-- begin Data --

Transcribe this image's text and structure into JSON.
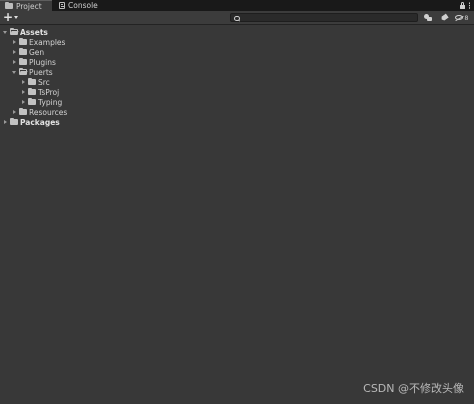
{
  "tabs": [
    {
      "label": "Project",
      "icon": "folder-icon",
      "active": true
    },
    {
      "label": "Console",
      "icon": "console-icon",
      "active": false
    }
  ],
  "window_buttons": {
    "lock_icon": "lock-icon",
    "menu_icon": "kebab-menu-icon"
  },
  "toolbar": {
    "add_label": "+",
    "search_value": "",
    "search_placeholder": "",
    "filter_icon": "filter-by-type-icon",
    "label_icon": "filter-by-label-icon",
    "hidden_count": "8"
  },
  "tree": [
    {
      "label": "Assets",
      "depth": 0,
      "expanded": true,
      "bold": true
    },
    {
      "label": "Examples",
      "depth": 1,
      "expanded": false,
      "bold": false
    },
    {
      "label": "Gen",
      "depth": 1,
      "expanded": false,
      "bold": false
    },
    {
      "label": "Plugins",
      "depth": 1,
      "expanded": false,
      "bold": false
    },
    {
      "label": "Puerts",
      "depth": 1,
      "expanded": true,
      "bold": false
    },
    {
      "label": "Src",
      "depth": 2,
      "expanded": false,
      "bold": false
    },
    {
      "label": "TsProj",
      "depth": 2,
      "expanded": false,
      "bold": false
    },
    {
      "label": "Typing",
      "depth": 2,
      "expanded": false,
      "bold": false
    },
    {
      "label": "Resources",
      "depth": 1,
      "expanded": false,
      "bold": false
    },
    {
      "label": "Packages",
      "depth": 0,
      "expanded": false,
      "bold": true
    }
  ],
  "watermark": "CSDN @不修改头像",
  "colors": {
    "background": "#383838",
    "tabbar": "#191919",
    "text": "#d2d2d2"
  }
}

-- end Data --

Aim of the task: Repeat the material above word for word and skip every image in it.

Written solution:
Transcribe this image's text and structure into JSON.
{
  "tabs": [
    {
      "label": "Project",
      "icon": "folder-icon",
      "active": true
    },
    {
      "label": "Console",
      "icon": "console-icon",
      "active": false
    }
  ],
  "window_buttons": {
    "lock_icon": "lock-icon",
    "menu_icon": "kebab-menu-icon"
  },
  "toolbar": {
    "add_label": "+",
    "search_value": "",
    "search_placeholder": "",
    "filter_icon": "filter-by-type-icon",
    "label_icon": "filter-by-label-icon",
    "hidden_count": "8"
  },
  "tree": [
    {
      "label": "Assets",
      "depth": 0,
      "expanded": true,
      "bold": true
    },
    {
      "label": "Examples",
      "depth": 1,
      "expanded": false,
      "bold": false
    },
    {
      "label": "Gen",
      "depth": 1,
      "expanded": false,
      "bold": false
    },
    {
      "label": "Plugins",
      "depth": 1,
      "expanded": false,
      "bold": false
    },
    {
      "label": "Puerts",
      "depth": 1,
      "expanded": true,
      "bold": false
    },
    {
      "label": "Src",
      "depth": 2,
      "expanded": false,
      "bold": false
    },
    {
      "label": "TsProj",
      "depth": 2,
      "expanded": false,
      "bold": false
    },
    {
      "label": "Typing",
      "depth": 2,
      "expanded": false,
      "bold": false
    },
    {
      "label": "Resources",
      "depth": 1,
      "expanded": false,
      "bold": false
    },
    {
      "label": "Packages",
      "depth": 0,
      "expanded": false,
      "bold": true
    }
  ],
  "watermark": "CSDN @不修改头像",
  "colors": {
    "background": "#383838",
    "tabbar": "#191919",
    "text": "#d2d2d2"
  }
}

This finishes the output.